Prompt → Copy out the blog post below word for word, from its heading through its final sentence.

The Daily Demarche
Wednesday, June 08, 2005
1373 years later...
Today marks the anniversary of the death of the prophet Muhammad. Muslims in Iraq celebrated the anniversary of the loss of the founder of the religion whose name means submission by killing 25 people.

Of course, it really is all our fault. Just ask the Boston Globe. Had we, the West, simply minded our own business in the 700's none of this would be happening now:

Given escalations of the war in Iraq together with widely reported instances of Koran-denigration by US interrogators, such trends in Europe make the global war on terror seem expressly a war against Islam. The ''clash of civilizations" seems closer at hand than ever.

To make sense of this dangerous condition, it can help to recall some of the forgotten or misremembered history that prepared for it, from the remote origins of the conflict to its manifestations in the not so distant past. As the story is usually told in Europe and America, the problem began when a jihad-driven army of ''infidel" Saracens, having brutalized Christians in the ''Holy Land," threatened ''Christendom" itself with conquests right into the heart of present-day France. Charles Martel is the hero of primal European romances because he defeated the Muslim army near Tours in 733. But for Martel, Edward Gibbon wrote, ''the Koran would now be taught in the schools of Oxford."

Recorded data →
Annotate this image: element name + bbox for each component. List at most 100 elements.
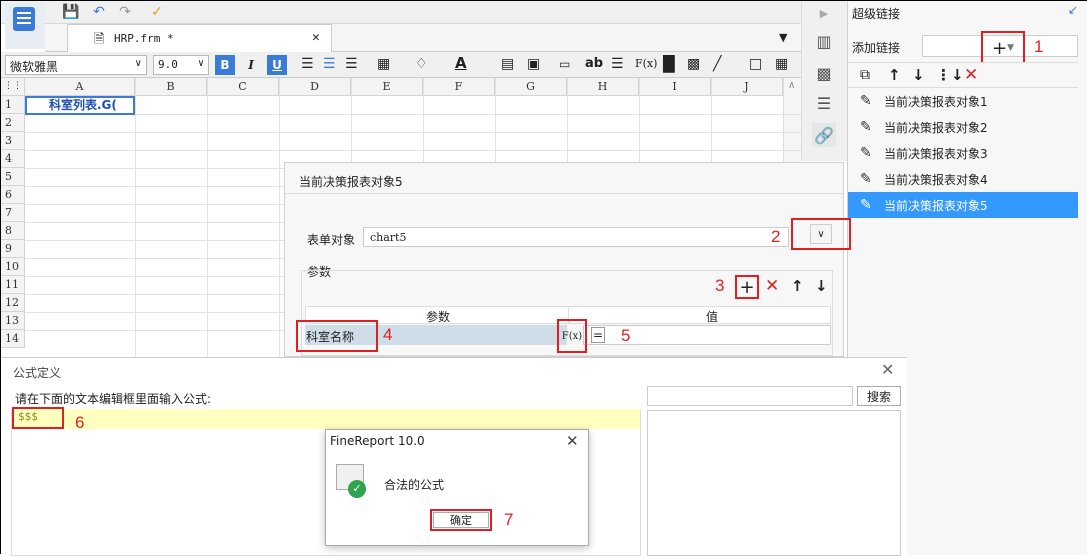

Solution to this problem →
The Daily Demarche
Wednesday, June 08, 2005
1373 years later...
Today marks the anniversary of the death of the prophet Muhammad. Muslims in Iraq celebrated the anniversary of the loss of the founder of the religion whose name means submission by killing 25 people.

Of course, it really is all our fault. Just ask the Boston Globe. Had we, the West, simply minded our own business in the 700's none of this would be happening now:

Given escalations of the war in Iraq together with widely reported instances of Koran-denigration by US interrogators, such trends in Europe make the global war on terror seem expressly a war against Islam. The ''clash of civilizations" seems closer at hand than ever.

To make sense of this dangerous condition, it can help to recall some of the forgotten or misremembered history that prepared for it, from the remote origins of the conflict to its manifestations in the not so distant past. As the story is usually told in Europe and America, the problem began when a jihad-driven army of ''infidel" Saracens, having brutalized Christians in the ''Holy Land," threatened ''Christendom" itself with conquests right into the heart of present-day France. Charles Martel is the hero of primal European romances because he defeated the Muslim army near Tours in 733. But for Martel, Edward Gibbon wrote, ''the Koran would now be taught in the schools of Oxford."